— Exercise —
Where a line contains the string "Iris", copy that line.

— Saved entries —
"""

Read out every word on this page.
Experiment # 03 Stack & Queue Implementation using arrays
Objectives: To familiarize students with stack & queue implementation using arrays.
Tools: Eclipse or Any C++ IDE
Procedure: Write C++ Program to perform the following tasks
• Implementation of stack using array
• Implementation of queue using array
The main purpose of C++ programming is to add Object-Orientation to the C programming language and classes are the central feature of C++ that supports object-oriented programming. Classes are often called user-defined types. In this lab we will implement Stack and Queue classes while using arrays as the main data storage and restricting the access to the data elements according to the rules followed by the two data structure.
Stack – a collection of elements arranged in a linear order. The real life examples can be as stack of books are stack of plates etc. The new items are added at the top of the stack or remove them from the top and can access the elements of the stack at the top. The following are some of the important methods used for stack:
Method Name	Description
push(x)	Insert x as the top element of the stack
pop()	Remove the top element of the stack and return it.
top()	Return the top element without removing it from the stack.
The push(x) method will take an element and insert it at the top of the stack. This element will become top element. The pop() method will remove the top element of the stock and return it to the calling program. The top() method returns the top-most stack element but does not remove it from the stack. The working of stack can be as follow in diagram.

"""
"""

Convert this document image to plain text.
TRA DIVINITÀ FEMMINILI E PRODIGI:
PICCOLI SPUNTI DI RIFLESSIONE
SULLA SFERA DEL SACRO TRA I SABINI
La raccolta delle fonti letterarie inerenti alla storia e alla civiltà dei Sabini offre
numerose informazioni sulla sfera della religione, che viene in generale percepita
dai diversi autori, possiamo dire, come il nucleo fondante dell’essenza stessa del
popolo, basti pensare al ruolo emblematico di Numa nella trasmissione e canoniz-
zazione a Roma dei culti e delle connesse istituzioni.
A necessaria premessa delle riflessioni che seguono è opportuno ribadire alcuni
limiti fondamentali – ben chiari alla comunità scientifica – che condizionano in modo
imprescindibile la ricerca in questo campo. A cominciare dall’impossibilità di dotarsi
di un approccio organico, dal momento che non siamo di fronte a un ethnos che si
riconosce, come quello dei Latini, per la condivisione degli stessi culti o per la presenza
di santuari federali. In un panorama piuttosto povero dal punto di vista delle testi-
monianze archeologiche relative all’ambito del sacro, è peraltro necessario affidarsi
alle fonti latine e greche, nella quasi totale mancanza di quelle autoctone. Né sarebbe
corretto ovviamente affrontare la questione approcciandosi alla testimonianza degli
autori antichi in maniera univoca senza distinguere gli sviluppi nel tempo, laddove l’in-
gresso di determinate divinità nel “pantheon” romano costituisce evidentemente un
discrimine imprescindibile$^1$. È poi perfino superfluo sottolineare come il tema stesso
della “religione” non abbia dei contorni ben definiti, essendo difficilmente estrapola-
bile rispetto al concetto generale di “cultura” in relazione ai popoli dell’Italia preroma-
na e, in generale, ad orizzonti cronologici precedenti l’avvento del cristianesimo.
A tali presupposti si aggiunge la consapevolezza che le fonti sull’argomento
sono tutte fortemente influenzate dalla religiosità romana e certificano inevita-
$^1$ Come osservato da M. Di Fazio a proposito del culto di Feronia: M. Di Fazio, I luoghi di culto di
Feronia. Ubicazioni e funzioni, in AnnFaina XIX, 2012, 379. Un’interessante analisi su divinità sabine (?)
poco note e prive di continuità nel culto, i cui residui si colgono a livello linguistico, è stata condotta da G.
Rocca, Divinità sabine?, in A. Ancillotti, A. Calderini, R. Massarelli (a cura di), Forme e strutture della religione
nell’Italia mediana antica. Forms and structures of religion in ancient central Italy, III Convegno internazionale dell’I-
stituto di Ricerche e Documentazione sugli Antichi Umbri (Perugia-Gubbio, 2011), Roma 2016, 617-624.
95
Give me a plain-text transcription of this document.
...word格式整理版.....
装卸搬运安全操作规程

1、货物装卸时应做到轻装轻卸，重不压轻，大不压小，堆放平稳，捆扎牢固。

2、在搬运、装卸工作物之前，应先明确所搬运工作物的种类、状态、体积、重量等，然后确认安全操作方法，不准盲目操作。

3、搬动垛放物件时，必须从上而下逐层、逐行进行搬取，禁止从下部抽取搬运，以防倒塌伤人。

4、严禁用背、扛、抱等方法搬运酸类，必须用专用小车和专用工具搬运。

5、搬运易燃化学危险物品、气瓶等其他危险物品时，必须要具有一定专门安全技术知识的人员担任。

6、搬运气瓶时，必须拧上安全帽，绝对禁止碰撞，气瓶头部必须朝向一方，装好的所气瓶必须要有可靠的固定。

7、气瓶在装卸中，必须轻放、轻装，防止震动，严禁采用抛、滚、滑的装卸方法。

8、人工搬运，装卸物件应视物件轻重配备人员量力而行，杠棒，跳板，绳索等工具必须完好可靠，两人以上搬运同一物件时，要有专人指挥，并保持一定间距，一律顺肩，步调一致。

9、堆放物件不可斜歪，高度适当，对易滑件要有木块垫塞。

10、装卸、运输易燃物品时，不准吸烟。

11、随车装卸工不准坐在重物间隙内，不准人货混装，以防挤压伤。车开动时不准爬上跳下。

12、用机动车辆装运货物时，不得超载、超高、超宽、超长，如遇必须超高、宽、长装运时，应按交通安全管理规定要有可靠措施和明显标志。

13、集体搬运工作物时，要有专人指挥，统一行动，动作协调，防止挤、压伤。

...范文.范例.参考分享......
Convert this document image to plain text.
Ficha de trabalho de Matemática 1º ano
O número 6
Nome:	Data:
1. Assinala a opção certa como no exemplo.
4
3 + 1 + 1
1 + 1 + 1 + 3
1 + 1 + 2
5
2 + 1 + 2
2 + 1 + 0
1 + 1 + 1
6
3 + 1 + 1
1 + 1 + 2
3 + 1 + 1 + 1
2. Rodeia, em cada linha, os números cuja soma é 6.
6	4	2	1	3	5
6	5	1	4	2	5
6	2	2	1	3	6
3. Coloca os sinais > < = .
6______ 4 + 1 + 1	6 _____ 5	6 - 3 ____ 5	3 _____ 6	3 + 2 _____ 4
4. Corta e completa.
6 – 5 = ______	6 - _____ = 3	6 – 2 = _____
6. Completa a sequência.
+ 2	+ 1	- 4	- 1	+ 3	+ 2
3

"""
"""

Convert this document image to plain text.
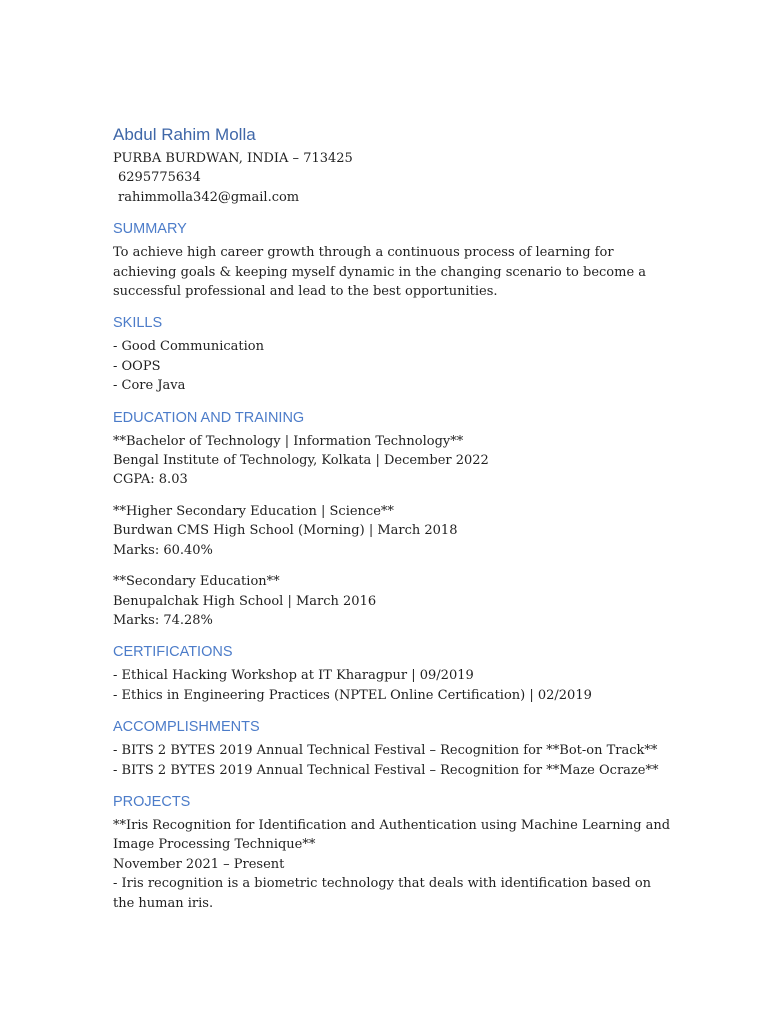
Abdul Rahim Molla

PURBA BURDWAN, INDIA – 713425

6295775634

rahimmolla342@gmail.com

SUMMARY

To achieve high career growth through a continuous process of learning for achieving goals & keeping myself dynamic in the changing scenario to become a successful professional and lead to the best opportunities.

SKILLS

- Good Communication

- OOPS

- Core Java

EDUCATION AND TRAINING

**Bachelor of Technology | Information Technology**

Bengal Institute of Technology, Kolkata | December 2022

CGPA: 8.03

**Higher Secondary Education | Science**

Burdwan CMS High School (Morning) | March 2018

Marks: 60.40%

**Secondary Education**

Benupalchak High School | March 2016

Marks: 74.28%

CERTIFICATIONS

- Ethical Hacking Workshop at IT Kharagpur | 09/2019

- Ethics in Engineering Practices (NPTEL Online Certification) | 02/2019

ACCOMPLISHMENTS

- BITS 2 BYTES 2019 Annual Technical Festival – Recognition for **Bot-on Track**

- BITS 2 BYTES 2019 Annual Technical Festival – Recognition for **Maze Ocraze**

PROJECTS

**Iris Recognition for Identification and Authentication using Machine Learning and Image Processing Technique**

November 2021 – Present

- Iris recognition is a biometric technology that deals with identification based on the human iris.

"""

— Solution to this exercise —
**Iris Recognition for Identification and Authentication using Machine Learning and Image Processing Technique**
- Iris recognition is a biometric technology that deals with identification based on the human iris.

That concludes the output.